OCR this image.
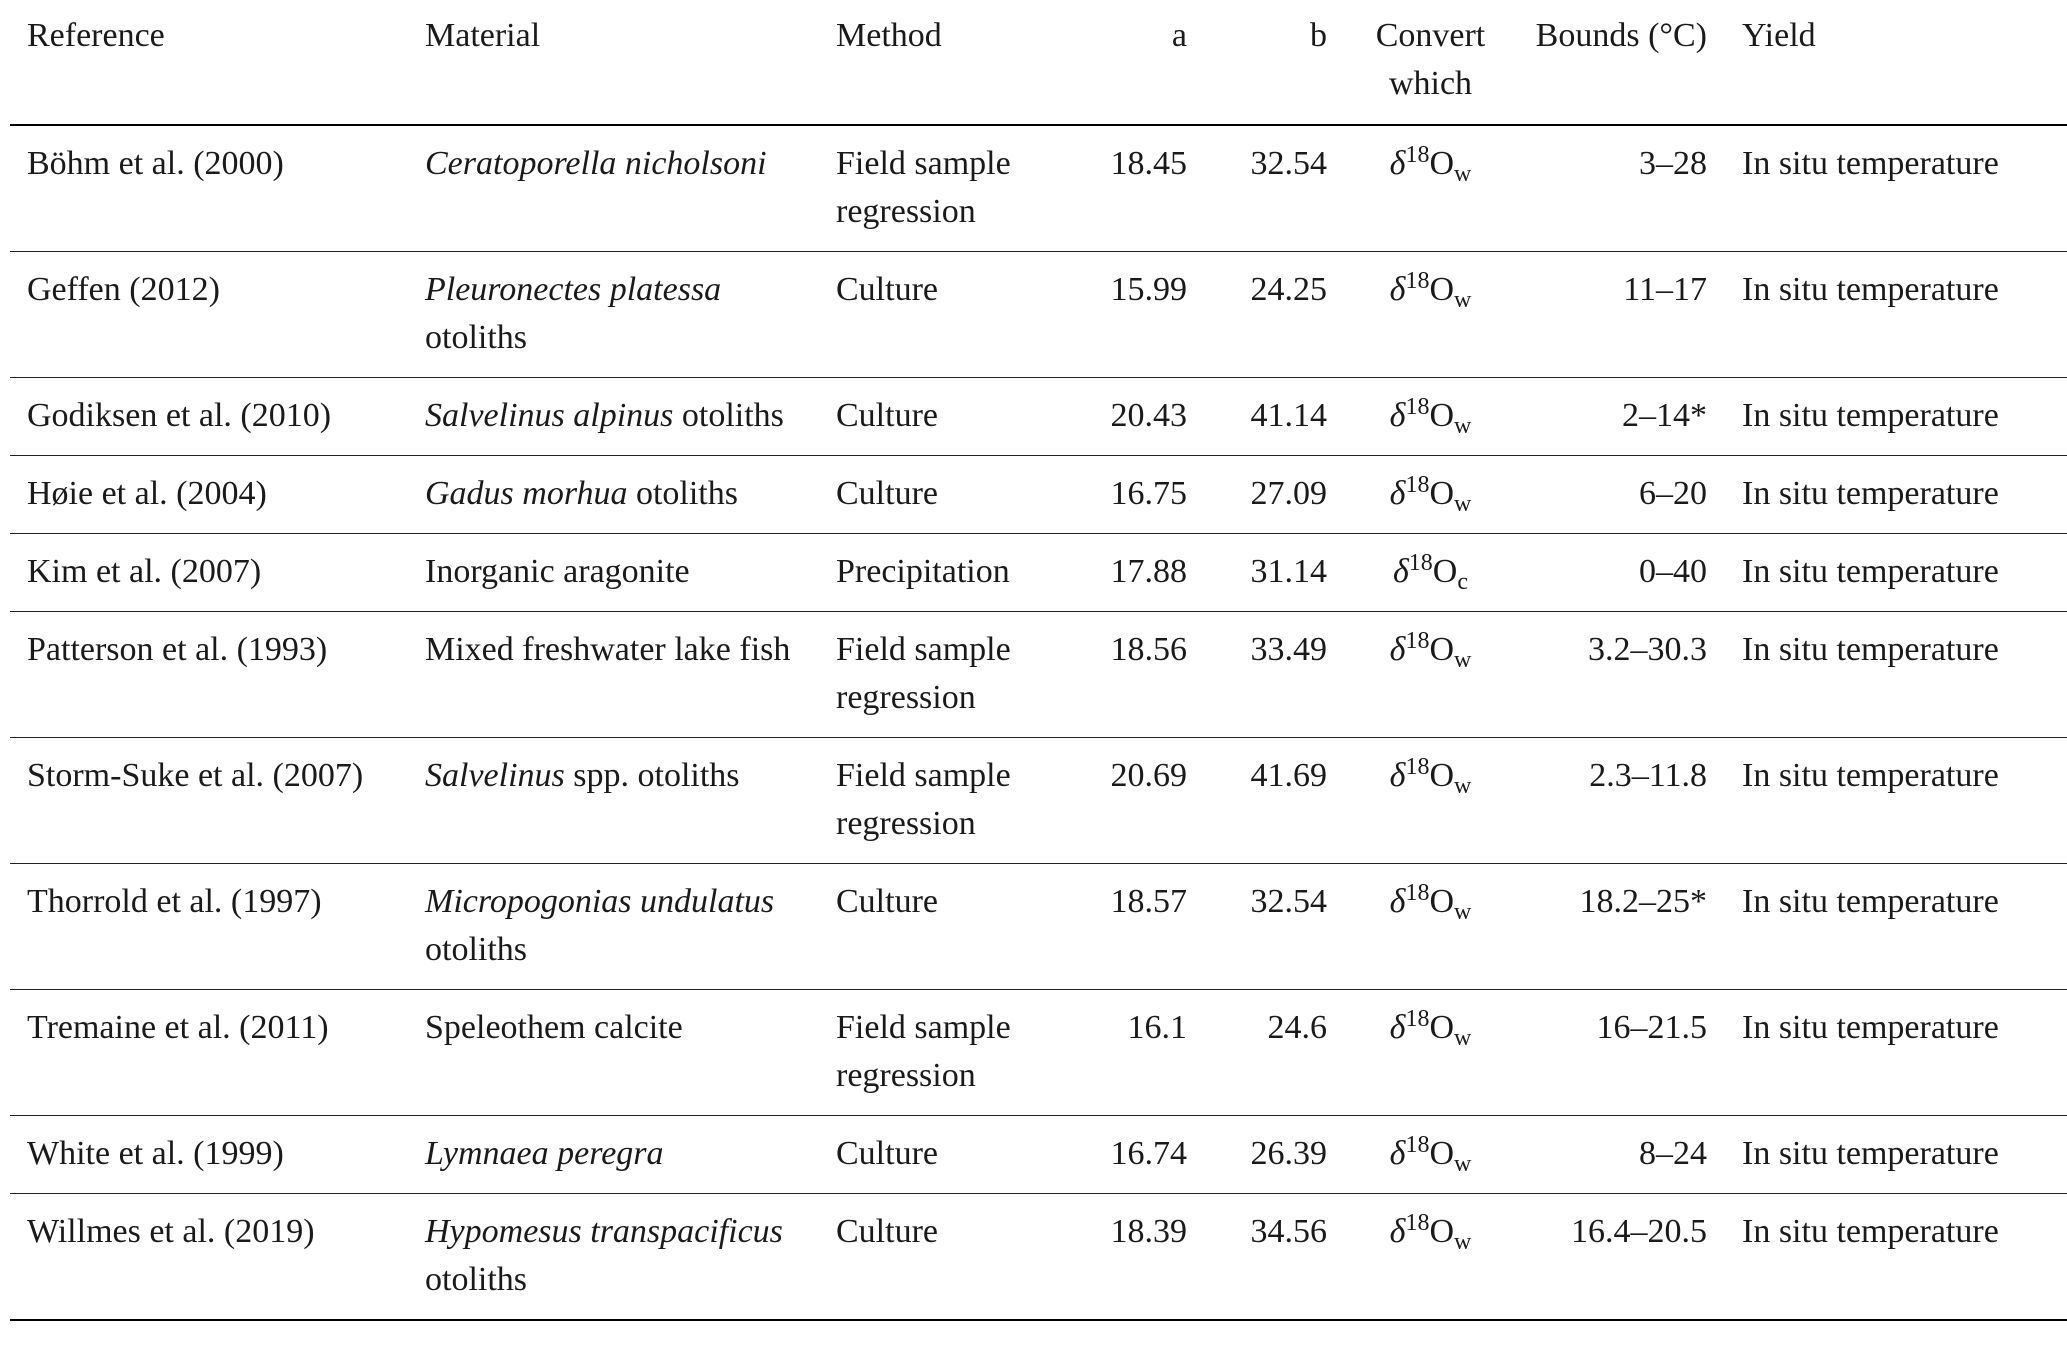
Reference	Material	Method	a	b	Convert which	Bounds (°C)	Yield
Böhm et al. (2000)	Ceratoporella nicholsoni	Field sample regression	18.45	32.54	$\delta^{18}O_w$	3–28	In situ temperature
Geffen (2012)	Pleuronectes platessa otoliths	Culture	15.99	24.25	$\delta^{18}O_w$	11–17	In situ temperature
Godiksen et al. (2010)	Salvelinus alpinus otoliths	Culture	20.43	41.14	$\delta^{18}O_w$	2–14*	In situ temperature
Høie et al. (2004)	Gadus morhua otoliths	Culture	16.75	27.09	$\delta^{18}O_w$	6–20	In situ temperature
Kim et al. (2007)	Inorganic aragonite	Precipitation	17.88	31.14	$\delta^{18}O_c$	0–40	In situ temperature
Patterson et al. (1993)	Mixed freshwater lake fish	Field sample regression	18.56	33.49	$\delta^{18}O_w$	3.2–30.3	In situ temperature
Storm-Suke et al. (2007)	Salvelinus spp. otoliths	Field sample regression	20.69	41.69	$\delta^{18}O_w$	2.3–11.8	In situ temperature
Thorrold et al. (1997)	Micropogonias undulatus otoliths	Culture	18.57	32.54	$\delta^{18}O_w$	18.2–25*	In situ temperature
Tremaine et al. (2011)	Speleothem calcite	Field sample regression	16.1	24.6	$\delta^{18}O_w$	16–21.5	In situ temperature
White et al. (1999)	Lymnaea peregra	Culture	16.74	26.39	$\delta^{18}O_w$	8–24	In situ temperature
Willmes et al. (2019)	Hypomesus transpacificus otoliths	Culture	18.39	34.56	$\delta^{18}O_w$	16.4–20.5	In situ temperature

---------------

## [The request]
State the count of lines above containing the string "Culture", and add nothing to it.

## [Expected answer]
6